(Stored items from a collection)
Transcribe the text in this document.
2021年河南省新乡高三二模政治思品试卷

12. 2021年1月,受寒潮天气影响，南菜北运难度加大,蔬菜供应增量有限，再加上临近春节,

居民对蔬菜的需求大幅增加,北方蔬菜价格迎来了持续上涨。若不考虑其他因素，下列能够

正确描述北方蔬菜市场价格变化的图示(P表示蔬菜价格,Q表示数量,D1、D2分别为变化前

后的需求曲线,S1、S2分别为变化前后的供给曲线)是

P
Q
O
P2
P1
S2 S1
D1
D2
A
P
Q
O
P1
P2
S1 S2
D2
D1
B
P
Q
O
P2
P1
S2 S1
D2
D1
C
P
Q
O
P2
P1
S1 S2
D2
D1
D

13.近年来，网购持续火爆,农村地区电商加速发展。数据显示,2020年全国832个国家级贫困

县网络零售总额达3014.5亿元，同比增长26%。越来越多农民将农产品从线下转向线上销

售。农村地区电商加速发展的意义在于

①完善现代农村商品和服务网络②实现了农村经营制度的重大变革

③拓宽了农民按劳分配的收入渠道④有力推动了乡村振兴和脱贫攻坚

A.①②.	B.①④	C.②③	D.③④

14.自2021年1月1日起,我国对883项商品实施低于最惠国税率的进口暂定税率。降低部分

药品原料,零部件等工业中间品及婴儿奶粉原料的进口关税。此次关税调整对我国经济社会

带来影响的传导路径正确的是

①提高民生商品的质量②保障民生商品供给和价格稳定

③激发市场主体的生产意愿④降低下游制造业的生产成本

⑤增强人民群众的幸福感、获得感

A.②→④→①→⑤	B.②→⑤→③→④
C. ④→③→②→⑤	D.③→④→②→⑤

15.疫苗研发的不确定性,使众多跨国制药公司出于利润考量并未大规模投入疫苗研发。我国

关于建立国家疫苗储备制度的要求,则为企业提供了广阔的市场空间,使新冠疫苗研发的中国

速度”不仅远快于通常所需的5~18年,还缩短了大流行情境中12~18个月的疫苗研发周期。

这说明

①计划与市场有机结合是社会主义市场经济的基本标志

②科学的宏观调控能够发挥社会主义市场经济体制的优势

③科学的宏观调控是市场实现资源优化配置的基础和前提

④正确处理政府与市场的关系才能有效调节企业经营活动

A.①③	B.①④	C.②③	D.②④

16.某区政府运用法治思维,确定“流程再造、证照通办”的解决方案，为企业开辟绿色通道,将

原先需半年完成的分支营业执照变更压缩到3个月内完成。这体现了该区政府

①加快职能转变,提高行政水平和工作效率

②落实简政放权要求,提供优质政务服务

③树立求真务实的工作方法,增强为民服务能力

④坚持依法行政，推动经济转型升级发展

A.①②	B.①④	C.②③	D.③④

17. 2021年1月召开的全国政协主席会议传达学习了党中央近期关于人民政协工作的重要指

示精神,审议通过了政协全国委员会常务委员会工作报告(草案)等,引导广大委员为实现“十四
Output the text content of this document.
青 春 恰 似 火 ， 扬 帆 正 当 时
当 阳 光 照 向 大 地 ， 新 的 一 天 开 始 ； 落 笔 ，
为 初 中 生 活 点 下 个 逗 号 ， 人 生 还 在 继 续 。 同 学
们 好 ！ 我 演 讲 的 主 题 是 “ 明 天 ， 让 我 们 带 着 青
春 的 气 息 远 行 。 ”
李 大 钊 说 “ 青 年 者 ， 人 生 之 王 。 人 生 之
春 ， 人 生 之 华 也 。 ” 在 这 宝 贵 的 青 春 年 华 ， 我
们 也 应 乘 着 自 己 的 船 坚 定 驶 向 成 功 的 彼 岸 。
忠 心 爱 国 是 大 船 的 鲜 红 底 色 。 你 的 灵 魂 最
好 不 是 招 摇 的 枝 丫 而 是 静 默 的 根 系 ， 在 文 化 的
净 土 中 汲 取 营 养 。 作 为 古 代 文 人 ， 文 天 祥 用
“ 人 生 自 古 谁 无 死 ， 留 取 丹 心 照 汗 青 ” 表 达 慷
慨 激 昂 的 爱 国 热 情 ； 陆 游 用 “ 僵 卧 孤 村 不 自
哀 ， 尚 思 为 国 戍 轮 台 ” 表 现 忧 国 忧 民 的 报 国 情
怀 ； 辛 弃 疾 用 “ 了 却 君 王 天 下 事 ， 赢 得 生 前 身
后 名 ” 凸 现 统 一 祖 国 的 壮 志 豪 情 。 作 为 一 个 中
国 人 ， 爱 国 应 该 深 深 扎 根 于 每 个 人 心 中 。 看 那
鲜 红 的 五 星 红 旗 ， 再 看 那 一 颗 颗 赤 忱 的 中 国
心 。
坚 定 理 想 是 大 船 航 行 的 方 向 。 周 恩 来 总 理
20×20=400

__Requirement__. Go through the records and print each one exactly.

__Reply__.
Transcribe the text in this document.
2021年河南省新乡高三二模政治思品试卷

12. 2021年1月,受寒潮天气影响，南菜北运难度加大,蔬菜供应增量有限，再加上临近春节,

居民对蔬菜的需求大幅增加,北方蔬菜价格迎来了持续上涨。若不考虑其他因素，下列能够

正确描述北方蔬菜市场价格变化的图示(P表示蔬菜价格,Q表示数量,D1、D2分别为变化前

后的需求曲线,S1、S2分别为变化前后的供给曲线)是

P
Q
O
P2
P1
S2 S1
D1
D2
A
P
Q
O
P1
P2
S1 S2
D2
D1
B
P
Q
O
P2
P1
S2 S1
D2
D1
C
P
Q
O
P2
P1
S1 S2
D2
D1
D

13.近年来，网购持续火爆,农村地区电商加速发展。数据显示,2020年全国832个国家级贫困

县网络零售总额达3014.5亿元，同比增长26%。越来越多农民将农产品从线下转向线上销

售。农村地区电商加速发展的意义在于

①完善现代农村商品和服务网络②实现了农村经营制度的重大变革

③拓宽了农民按劳分配的收入渠道④有力推动了乡村振兴和脱贫攻坚

A.①②.	B.①④	C.②③	D.③④

14.自2021年1月1日起,我国对883项商品实施低于最惠国税率的进口暂定税率。降低部分

药品原料,零部件等工业中间品及婴儿奶粉原料的进口关税。此次关税调整对我国经济社会

带来影响的传导路径正确的是

①提高民生商品的质量②保障民生商品供给和价格稳定

③激发市场主体的生产意愿④降低下游制造业的生产成本

⑤增强人民群众的幸福感、获得感

A.②→④→①→⑤	B.②→⑤→③→④
C. ④→③→②→⑤	D.③→④→②→⑤

15.疫苗研发的不确定性,使众多跨国制药公司出于利润考量并未大规模投入疫苗研发。我国

关于建立国家疫苗储备制度的要求,则为企业提供了广阔的市场空间,使新冠疫苗研发的中国

速度”不仅远快于通常所需的5~18年,还缩短了大流行情境中12~18个月的疫苗研发周期。

这说明

①计划与市场有机结合是社会主义市场经济的基本标志

②科学的宏观调控能够发挥社会主义市场经济体制的优势

③科学的宏观调控是市场实现资源优化配置的基础和前提

④正确处理政府与市场的关系才能有效调节企业经营活动

A.①③	B.①④	C.②③	D.②④

16.某区政府运用法治思维,确定“流程再造、证照通办”的解决方案，为企业开辟绿色通道,将

原先需半年完成的分支营业执照变更压缩到3个月内完成。这体现了该区政府

①加快职能转变,提高行政水平和工作效率

②落实简政放权要求,提供优质政务服务

③树立求真务实的工作方法,增强为民服务能力

④坚持依法行政，推动经济转型升级发展

A.①②	B.①④	C.②③	D.③④

17. 2021年1月召开的全国政协主席会议传达学习了党中央近期关于人民政协工作的重要指

示精神,审议通过了政协全国委员会常务委员会工作报告(草案)等,引导广大委员为实现“十四
Output the text content of this document.
青 春 恰 似 火 ， 扬 帆 正 当 时
当 阳 光 照 向 大 地 ， 新 的 一 天 开 始 ； 落 笔 ，
为 初 中 生 活 点 下 个 逗 号 ， 人 生 还 在 继 续 。 同 学
们 好 ！ 我 演 讲 的 主 题 是 “ 明 天 ， 让 我 们 带 着 青
春 的 气 息 远 行 。 ”
李 大 钊 说 “ 青 年 者 ， 人 生 之 王 。 人 生 之
春 ， 人 生 之 华 也 。 ” 在 这 宝 贵 的 青 春 年 华 ， 我
们 也 应 乘 着 自 己 的 船 坚 定 驶 向 成 功 的 彼 岸 。
忠 心 爱 国 是 大 船 的 鲜 红 底 色 。 你 的 灵 魂 最
好 不 是 招 摇 的 枝 丫 而 是 静 默 的 根 系 ， 在 文 化 的
净 土 中 汲 取 营 养 。 作 为 古 代 文 人 ， 文 天 祥 用
“ 人 生 自 古 谁 无 死 ， 留 取 丹 心 照 汗 青 ” 表 达 慷
慨 激 昂 的 爱 国 热 情 ； 陆 游 用 “ 僵 卧 孤 村 不 自
哀 ， 尚 思 为 国 戍 轮 台 ” 表 现 忧 国 忧 民 的 报 国 情
怀 ； 辛 弃 疾 用 “ 了 却 君 王 天 下 事 ， 赢 得 生 前 身
后 名 ” 凸 现 统 一 祖 国 的 壮 志 豪 情 。 作 为 一 个 中
国 人 ， 爱 国 应 该 深 深 扎 根 于 每 个 人 心 中 。 看 那
鲜 红 的 五 星 红 旗 ， 再 看 那 一 颗 颗 赤 忱 的 中 国
心 。
坚 定 理 想 是 大 船 航 行 的 方 向 。 周 恩 来 总 理
20×20=400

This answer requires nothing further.